Stored records
● ● ● ● ●

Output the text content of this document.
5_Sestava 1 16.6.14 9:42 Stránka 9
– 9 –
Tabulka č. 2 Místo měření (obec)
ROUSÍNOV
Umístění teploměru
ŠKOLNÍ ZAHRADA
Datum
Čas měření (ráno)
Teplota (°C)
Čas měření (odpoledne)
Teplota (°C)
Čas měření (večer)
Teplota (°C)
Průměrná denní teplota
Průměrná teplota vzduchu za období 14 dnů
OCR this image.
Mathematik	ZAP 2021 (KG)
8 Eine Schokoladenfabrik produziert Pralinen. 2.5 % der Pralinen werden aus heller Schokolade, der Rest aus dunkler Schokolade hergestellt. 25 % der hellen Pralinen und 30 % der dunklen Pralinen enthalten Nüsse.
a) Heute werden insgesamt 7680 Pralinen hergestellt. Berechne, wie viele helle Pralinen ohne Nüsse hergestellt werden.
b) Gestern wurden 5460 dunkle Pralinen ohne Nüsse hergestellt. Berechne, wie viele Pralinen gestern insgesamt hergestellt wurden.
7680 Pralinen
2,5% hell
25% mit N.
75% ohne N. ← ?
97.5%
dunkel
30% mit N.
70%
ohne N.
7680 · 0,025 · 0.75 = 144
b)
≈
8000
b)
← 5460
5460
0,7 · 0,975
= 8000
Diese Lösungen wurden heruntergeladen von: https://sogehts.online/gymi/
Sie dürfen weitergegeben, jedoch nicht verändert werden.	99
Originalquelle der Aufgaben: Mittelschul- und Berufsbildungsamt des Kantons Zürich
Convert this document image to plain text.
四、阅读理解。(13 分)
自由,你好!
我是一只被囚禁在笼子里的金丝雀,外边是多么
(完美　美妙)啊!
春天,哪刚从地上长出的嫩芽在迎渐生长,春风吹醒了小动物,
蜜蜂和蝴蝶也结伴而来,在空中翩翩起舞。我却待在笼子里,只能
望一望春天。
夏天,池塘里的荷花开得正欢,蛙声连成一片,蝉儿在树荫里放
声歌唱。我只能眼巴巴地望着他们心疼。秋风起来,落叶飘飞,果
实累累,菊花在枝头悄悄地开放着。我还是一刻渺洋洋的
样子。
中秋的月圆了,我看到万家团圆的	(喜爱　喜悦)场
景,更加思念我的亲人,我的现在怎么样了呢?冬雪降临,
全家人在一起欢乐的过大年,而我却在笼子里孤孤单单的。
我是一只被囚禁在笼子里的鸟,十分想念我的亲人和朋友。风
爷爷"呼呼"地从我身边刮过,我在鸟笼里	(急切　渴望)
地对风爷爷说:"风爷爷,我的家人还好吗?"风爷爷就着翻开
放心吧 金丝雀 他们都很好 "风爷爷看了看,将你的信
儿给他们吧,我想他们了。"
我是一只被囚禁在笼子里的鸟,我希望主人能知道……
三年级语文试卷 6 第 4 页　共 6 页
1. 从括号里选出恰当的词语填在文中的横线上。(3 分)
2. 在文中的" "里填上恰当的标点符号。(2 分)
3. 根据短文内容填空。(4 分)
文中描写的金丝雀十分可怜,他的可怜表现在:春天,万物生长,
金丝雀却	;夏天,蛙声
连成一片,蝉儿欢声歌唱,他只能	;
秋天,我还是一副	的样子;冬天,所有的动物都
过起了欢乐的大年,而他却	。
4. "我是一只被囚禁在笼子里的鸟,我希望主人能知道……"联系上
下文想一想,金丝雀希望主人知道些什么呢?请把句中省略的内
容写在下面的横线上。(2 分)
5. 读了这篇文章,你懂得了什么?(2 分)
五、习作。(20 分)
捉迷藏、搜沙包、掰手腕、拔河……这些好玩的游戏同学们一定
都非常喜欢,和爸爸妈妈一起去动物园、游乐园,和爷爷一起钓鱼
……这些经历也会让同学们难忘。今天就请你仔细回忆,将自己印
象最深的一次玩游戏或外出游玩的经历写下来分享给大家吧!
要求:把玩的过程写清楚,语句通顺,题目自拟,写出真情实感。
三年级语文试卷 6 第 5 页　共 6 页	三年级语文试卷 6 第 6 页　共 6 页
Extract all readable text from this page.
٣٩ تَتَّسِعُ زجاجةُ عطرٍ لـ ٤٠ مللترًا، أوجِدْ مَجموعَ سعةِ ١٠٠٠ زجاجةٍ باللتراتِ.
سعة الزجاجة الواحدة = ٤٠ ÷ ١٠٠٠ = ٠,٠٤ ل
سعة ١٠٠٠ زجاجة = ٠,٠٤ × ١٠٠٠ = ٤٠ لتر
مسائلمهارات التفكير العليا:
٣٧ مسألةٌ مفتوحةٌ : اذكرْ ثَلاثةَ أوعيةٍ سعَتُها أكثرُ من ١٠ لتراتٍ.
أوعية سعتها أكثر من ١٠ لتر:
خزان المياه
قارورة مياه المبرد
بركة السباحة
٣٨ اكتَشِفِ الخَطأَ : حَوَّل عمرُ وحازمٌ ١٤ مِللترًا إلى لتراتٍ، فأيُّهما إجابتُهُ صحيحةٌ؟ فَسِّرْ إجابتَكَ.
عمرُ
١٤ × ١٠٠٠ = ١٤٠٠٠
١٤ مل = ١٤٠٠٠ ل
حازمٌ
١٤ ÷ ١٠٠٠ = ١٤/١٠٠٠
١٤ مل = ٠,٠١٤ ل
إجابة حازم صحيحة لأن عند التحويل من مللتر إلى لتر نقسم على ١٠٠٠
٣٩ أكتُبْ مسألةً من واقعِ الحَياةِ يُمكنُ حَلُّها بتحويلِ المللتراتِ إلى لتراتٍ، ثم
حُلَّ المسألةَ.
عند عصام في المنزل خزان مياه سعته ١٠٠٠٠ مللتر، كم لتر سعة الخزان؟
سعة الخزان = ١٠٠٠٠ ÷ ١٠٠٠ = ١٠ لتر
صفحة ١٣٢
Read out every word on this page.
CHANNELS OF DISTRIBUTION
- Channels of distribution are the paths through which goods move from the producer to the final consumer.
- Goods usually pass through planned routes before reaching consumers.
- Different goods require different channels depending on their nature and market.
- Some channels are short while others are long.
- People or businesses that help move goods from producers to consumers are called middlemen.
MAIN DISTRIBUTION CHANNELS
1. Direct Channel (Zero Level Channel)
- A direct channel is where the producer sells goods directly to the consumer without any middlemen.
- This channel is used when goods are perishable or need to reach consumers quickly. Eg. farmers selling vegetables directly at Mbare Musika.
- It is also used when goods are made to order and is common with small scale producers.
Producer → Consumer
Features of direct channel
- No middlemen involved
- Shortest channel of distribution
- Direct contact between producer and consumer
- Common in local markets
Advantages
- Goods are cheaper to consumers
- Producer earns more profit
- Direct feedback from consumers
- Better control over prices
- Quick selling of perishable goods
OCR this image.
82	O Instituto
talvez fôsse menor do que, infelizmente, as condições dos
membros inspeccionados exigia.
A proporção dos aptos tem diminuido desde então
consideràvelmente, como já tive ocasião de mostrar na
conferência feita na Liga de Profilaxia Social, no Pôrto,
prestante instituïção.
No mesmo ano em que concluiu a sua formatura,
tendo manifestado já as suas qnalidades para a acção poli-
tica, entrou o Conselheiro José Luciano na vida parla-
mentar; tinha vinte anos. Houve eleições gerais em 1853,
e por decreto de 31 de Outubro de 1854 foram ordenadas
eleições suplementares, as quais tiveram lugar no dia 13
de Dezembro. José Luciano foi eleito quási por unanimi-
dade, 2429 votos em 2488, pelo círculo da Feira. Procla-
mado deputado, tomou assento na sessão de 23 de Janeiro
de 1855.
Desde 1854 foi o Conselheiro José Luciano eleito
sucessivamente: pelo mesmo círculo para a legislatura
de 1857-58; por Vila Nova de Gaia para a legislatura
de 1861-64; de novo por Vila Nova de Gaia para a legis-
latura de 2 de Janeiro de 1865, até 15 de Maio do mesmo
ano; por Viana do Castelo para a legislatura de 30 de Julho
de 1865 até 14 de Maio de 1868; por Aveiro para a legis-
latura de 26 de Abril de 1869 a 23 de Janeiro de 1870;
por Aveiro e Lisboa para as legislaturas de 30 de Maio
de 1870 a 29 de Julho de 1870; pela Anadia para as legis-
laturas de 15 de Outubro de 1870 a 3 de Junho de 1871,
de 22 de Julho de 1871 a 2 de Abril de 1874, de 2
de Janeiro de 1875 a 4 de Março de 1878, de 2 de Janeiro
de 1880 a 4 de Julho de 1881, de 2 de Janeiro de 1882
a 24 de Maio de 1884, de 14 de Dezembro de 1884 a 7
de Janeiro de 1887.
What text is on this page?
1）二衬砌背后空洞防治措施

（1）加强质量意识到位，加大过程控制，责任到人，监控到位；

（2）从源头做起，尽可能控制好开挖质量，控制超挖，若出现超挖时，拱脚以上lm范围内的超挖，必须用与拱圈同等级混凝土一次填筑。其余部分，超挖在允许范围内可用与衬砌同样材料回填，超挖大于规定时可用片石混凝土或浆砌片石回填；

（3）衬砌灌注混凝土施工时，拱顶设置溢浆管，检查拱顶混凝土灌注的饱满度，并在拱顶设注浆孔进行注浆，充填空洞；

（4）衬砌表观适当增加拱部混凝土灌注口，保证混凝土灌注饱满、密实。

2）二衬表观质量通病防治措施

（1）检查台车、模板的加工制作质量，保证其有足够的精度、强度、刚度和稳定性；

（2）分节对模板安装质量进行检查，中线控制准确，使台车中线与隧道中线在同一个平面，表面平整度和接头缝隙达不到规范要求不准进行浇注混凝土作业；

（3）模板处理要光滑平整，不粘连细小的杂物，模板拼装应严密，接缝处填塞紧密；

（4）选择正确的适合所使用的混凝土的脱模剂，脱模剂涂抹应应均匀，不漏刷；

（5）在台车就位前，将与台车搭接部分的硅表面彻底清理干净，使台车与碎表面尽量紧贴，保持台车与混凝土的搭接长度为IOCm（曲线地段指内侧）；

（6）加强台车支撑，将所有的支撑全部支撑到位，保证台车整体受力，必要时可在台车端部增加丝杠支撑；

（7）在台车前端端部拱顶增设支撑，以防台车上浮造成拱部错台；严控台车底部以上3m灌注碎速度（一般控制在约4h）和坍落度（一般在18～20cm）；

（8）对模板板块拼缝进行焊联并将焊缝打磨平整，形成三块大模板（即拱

● ● ● ● ●

Short task
Where a line holds "eleições", copy that line.

Result for this task
mentar; tinha vinte anos. Houve eleições gerais em 1853,
eleições suplementares, as quais tiveram lugar no dia 13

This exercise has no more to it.